» **Aim**
Turn everything from the start of the items below down through the line containing "x-tick-label: 2002 — [558, 1111, 623, 1143]" into a numbered list, omitting any blank lines.

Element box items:
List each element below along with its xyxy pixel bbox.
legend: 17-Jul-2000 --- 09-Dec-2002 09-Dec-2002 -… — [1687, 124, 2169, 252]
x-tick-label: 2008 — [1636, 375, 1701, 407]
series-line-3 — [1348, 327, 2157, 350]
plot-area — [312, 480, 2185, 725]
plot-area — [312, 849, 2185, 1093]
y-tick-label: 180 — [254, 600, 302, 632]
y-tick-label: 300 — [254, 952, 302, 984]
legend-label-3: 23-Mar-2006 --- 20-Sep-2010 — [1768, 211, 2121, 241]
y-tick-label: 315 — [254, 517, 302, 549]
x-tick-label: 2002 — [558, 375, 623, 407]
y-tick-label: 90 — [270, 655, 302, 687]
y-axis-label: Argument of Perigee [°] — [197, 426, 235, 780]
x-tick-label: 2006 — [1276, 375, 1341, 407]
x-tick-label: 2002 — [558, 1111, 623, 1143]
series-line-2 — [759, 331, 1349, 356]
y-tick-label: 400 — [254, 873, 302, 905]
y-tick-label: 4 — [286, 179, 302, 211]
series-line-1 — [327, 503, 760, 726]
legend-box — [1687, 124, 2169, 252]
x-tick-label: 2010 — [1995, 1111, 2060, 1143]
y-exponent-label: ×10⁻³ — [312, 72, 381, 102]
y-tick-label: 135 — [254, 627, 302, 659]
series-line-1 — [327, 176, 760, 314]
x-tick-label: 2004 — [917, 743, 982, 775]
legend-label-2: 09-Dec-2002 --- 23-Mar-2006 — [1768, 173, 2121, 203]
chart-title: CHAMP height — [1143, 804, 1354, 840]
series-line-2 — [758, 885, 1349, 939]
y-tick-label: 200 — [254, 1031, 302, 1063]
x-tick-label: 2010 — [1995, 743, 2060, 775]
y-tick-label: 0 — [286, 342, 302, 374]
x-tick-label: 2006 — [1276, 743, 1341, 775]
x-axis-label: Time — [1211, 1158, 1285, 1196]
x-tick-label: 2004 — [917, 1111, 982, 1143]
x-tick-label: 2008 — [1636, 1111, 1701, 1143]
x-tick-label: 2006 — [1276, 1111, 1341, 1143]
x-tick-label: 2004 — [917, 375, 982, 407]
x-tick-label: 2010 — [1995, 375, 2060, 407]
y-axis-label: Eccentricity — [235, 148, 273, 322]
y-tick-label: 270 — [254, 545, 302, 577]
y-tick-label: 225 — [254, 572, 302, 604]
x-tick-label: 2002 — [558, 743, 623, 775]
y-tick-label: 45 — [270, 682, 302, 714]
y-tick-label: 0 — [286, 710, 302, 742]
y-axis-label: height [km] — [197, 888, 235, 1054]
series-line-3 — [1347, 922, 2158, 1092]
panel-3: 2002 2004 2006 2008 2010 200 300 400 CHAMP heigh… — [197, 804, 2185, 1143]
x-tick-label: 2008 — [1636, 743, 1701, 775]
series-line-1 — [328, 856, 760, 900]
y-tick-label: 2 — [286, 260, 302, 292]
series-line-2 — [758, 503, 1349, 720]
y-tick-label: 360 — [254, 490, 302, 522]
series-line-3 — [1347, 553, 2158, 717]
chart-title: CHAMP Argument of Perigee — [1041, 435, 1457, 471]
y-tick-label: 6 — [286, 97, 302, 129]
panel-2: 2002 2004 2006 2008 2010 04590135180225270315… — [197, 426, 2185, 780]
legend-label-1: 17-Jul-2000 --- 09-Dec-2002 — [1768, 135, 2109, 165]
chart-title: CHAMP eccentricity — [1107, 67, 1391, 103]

» **Task result**
1. List each element below along with its xyxy pixel bbox.
2. legend: 17-Jul-2000 --- 09-Dec-2002 09-Dec-2002 -… — [1687, 124, 2169, 252]
3. x-tick-label: 2008 — [1636, 375, 1701, 407]
4. series-line-3 — [1348, 327, 2157, 350]
5. plot-area — [312, 480, 2185, 725]
6. plot-area — [312, 849, 2185, 1093]
7. y-tick-label: 180 — [254, 600, 302, 632]
8. y-tick-label: 300 — [254, 952, 302, 984]
9. legend-label-3: 23-Mar-2006 --- 20-Sep-2010 — [1768, 211, 2121, 241]
10. y-tick-label: 315 — [254, 517, 302, 549]
11. x-tick-label: 2002 — [558, 375, 623, 407]
12. y-tick-label: 90 — [270, 655, 302, 687]
13. y-axis-label: Argument of Perigee [°] — [197, 426, 235, 780]
14. x-tick-label: 2006 — [1276, 375, 1341, 407]
15. x-tick-label: 2002 — [558, 1111, 623, 1143]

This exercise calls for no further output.